[Data extracted from a collection]

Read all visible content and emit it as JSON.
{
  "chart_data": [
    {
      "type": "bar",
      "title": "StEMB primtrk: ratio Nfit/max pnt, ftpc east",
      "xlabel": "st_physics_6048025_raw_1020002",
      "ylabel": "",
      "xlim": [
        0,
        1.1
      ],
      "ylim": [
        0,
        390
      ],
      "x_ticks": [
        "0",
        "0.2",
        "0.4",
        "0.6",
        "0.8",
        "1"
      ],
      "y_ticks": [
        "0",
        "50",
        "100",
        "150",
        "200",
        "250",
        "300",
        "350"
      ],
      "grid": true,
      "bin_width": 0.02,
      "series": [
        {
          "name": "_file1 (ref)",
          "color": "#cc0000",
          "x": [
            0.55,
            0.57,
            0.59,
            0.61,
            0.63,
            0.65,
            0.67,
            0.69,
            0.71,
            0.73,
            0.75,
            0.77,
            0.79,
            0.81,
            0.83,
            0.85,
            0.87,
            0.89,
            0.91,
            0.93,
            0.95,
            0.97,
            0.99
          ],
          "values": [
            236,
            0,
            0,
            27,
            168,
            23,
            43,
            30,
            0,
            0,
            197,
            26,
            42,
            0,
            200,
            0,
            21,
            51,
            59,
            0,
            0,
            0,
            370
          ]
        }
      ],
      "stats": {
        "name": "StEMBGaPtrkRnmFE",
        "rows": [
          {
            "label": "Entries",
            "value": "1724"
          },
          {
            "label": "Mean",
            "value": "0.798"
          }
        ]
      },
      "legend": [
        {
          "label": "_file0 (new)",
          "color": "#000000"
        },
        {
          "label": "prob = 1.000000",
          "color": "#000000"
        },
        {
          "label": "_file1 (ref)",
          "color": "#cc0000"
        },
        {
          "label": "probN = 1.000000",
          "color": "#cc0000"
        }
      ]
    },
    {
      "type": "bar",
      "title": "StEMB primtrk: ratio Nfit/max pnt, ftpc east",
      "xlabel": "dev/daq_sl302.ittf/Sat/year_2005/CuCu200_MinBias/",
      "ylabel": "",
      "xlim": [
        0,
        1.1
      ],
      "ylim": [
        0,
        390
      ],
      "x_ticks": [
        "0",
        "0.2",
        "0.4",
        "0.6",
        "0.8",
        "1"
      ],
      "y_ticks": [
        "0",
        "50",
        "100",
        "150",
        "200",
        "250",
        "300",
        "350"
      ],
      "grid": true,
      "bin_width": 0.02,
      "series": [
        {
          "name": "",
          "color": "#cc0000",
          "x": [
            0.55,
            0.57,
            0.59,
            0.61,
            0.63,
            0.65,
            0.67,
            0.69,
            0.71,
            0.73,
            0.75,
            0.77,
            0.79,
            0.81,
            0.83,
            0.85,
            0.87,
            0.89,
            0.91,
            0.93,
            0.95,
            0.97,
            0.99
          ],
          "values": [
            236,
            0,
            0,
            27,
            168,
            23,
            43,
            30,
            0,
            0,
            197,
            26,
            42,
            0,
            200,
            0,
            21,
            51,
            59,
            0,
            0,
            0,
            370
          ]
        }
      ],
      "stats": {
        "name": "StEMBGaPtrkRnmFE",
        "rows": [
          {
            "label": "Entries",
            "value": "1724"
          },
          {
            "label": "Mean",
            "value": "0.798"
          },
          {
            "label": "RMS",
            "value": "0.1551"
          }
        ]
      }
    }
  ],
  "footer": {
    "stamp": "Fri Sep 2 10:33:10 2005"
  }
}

» WRITTEN REQUEST
Output the full listing exactly as it stands.

» ANSWER
Read all visible content and emit it as JSON.
{
  "chart_data": [
    {
      "type": "bar",
      "title": "StEMB primtrk: ratio Nfit/max pnt, ftpc east",
      "xlabel": "st_physics_6048025_raw_1020002",
      "ylabel": "",
      "xlim": [
        0,
        1.1
      ],
      "ylim": [
        0,
        390
      ],
      "x_ticks": [
        "0",
        "0.2",
        "0.4",
        "0.6",
        "0.8",
        "1"
      ],
      "y_ticks": [
        "0",
        "50",
        "100",
        "150",
        "200",
        "250",
        "300",
        "350"
      ],
      "grid": true,
      "bin_width": 0.02,
      "series": [
        {
          "name": "_file1 (ref)",
          "color": "#cc0000",
          "x": [
            0.55,
            0.57,
            0.59,
            0.61,
            0.63,
            0.65,
            0.67,
            0.69,
            0.71,
            0.73,
            0.75,
            0.77,
            0.79,
            0.81,
            0.83,
            0.85,
            0.87,
            0.89,
            0.91,
            0.93,
            0.95,
            0.97,
            0.99
          ],
          "values": [
            236,
            0,
            0,
            27,
            168,
            23,
            43,
            30,
            0,
            0,
            197,
            26,
            42,
            0,
            200,
            0,
            21,
            51,
            59,
            0,
            0,
            0,
            370
          ]
        }
      ],
      "stats": {
        "name": "StEMBGaPtrkRnmFE",
        "rows": [
          {
            "label": "Entries",
            "value": "1724"
          },
          {
            "label": "Mean",
            "value": "0.798"
          }
        ]
      },
      "legend": [
        {
          "label": "_file0 (new)",
          "color": "#000000"
        },
        {
          "label": "prob = 1.000000",
          "color": "#000000"
        },
        {
          "label": "_file1 (ref)",
          "color": "#cc0000"
        },
        {
          "label": "probN = 1.000000",
          "color": "#cc0000"
        }
      ]
    },
    {
      "type": "bar",
      "title": "StEMB primtrk: ratio Nfit/max pnt, ftpc east",
      "xlabel": "dev/daq_sl302.ittf/Sat/year_2005/CuCu200_MinBias/",
      "ylabel": "",
      "xlim": [
        0,
        1.1
      ],
      "ylim": [
        0,
        390
      ],
      "x_ticks": [
        "0",
        "0.2",
        "0.4",
        "0.6",
        "0.8",
        "1"
      ],
      "y_ticks": [
        "0",
        "50",
        "100",
        "150",
        "200",
        "250",
        "300",
        "350"
      ],
      "grid": true,
      "bin_width": 0.02,
      "series": [
        {
          "name": "",
          "color": "#cc0000",
          "x": [
            0.55,
            0.57,
            0.59,
            0.61,
            0.63,
            0.65,
            0.67,
            0.69,
            0.71,
            0.73,
            0.75,
            0.77,
            0.79,
            0.81,
            0.83,
            0.85,
            0.87,
            0.89,
            0.91,
            0.93,
            0.95,
            0.97,
            0.99
          ],
          "values": [
            236,
            0,
            0,
            27,
            168,
            23,
            43,
            30,
            0,
            0,
            197,
            26,
            42,
            0,
            200,
            0,
            21,
            51,
            59,
            0,
            0,
            0,
            370
          ]
        }
      ],
      "stats": {
        "name": "StEMBGaPtrkRnmFE",
        "rows": [
          {
            "label": "Entries",
            "value": "1724"
          },
          {
            "label": "Mean",
            "value": "0.798"
          },
          {
            "label": "RMS",
            "value": "0.1551"
          }
        ]
      }
    }
  ],
  "footer": {
    "stamp": "Fri Sep 2 10:33:10 2005"
  }
}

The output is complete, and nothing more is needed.